Reproduce the records below in full and without edits, omitting images.

______________________________

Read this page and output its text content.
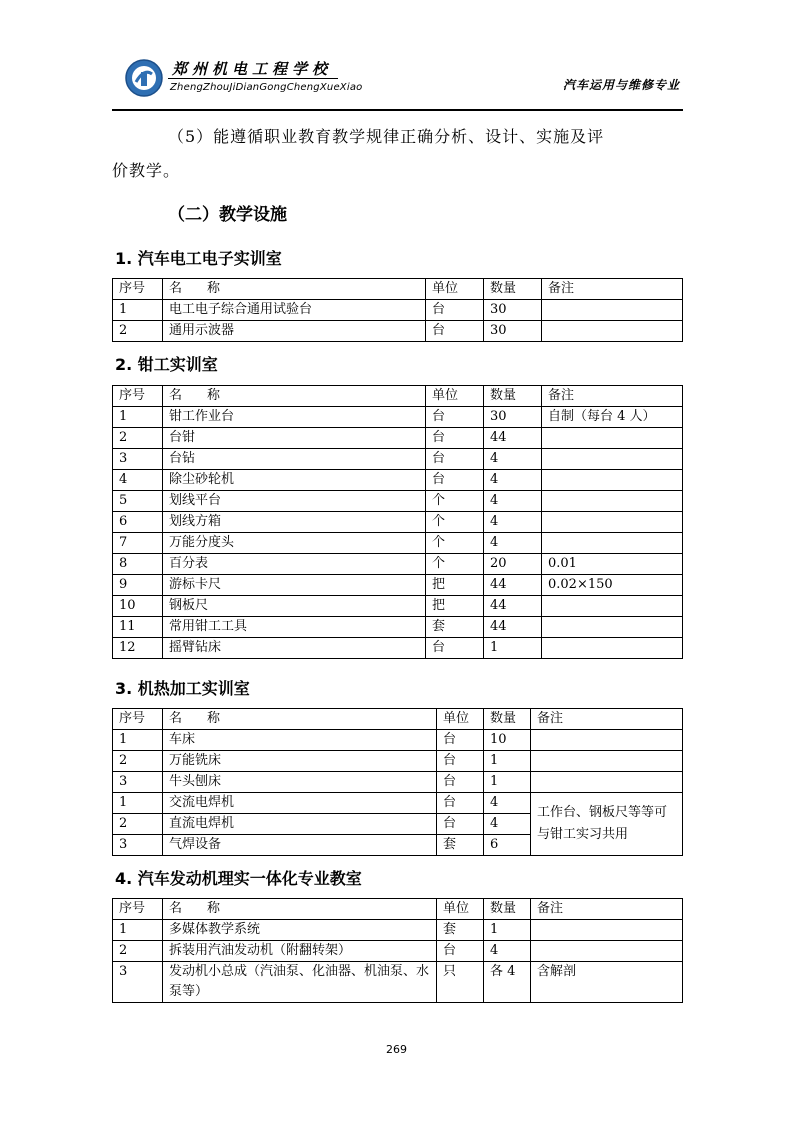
郑州机电工程学校
ZhengZhouJiDianGongChengXueXiao	汽车运用与维修专业
（5）能遵循职业教育教学规律正确分析、设计、实施及评
价教学。
（二）教学设施
1. 汽车电工电子实训室
序号	名　称	单位	数量	备注
1	电工电子综合通用试验台	台	30	
2	通用示波器	台	30	
2. 钳工实训室
序号	名　称	单位	数量	备注
1	钳工作业台	台	30	自制（每台 4 人）
2	台钳	台	44	
3	台钻	台	4	
4	除尘砂轮机	台	4	
5	划线平台	个	4	
6	划线方箱	个	4	
7	万能分度头	个	4	
8	百分表	个	20	0.01
9	游标卡尺	把	44	0.02×150
10	钢板尺	把	44	
11	常用钳工工具	套	44	
12	摇臂钻床	台	1	
3. 机热加工实训室
序号	名　称	单位	数量	备注
1	车床	台	10	
2	万能铣床	台	1	
3	牛头刨床	台	1	
1	交流电焊机	台	4	工作台、钢板尺等等可与钳工实习共用
2	直流电焊机	台	4	
3	气焊设备	套	6	
4. 汽车发动机理实一体化专业教室
序号	名　称	单位	数量	备注
1	多媒体教学系统	套	1	
2	拆装用汽油发动机（附翻转架）	台	4	
3	发动机小总成（汽油泵、化油器、机油泵、水泵等）	只	各 4	含解剖
269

______________________________

*Reply to the task*
Read this page and output its text content.
郑州机电工程学校
ZhengZhouJiDianGongChengXueXiao	汽车运用与维修专业
（5）能遵循职业教育教学规律正确分析、设计、实施及评
价教学。
（二）教学设施
1. 汽车电工电子实训室
序号	名　称	单位	数量	备注
1	电工电子综合通用试验台	台	30	
2	通用示波器	台	30	
2. 钳工实训室
序号	名　称	单位	数量	备注
1	钳工作业台	台	30	自制（每台 4 人）
2	台钳	台	44	
3	台钻	台	4	
4	除尘砂轮机	台	4	
5	划线平台	个	4	
6	划线方箱	个	4	
7	万能分度头	个	4	
8	百分表	个	20	0.01
9	游标卡尺	把	44	0.02×150
10	钢板尺	把	44	
11	常用钳工工具	套	44	
12	摇臂钻床	台	1	
3. 机热加工实训室
序号	名　称	单位	数量	备注
1	车床	台	10	
2	万能铣床	台	1	
3	牛头刨床	台	1	
1	交流电焊机	台	4	工作台、钢板尺等等可与钳工实习共用
2	直流电焊机	台	4	
3	气焊设备	套	6	
4. 汽车发动机理实一体化专业教室
序号	名　称	单位	数量	备注
1	多媒体教学系统	套	1	
2	拆装用汽油发动机（附翻转架）	台	4	
3	发动机小总成（汽油泵、化油器、机油泵、水泵等）	只	各 4	含解剖
269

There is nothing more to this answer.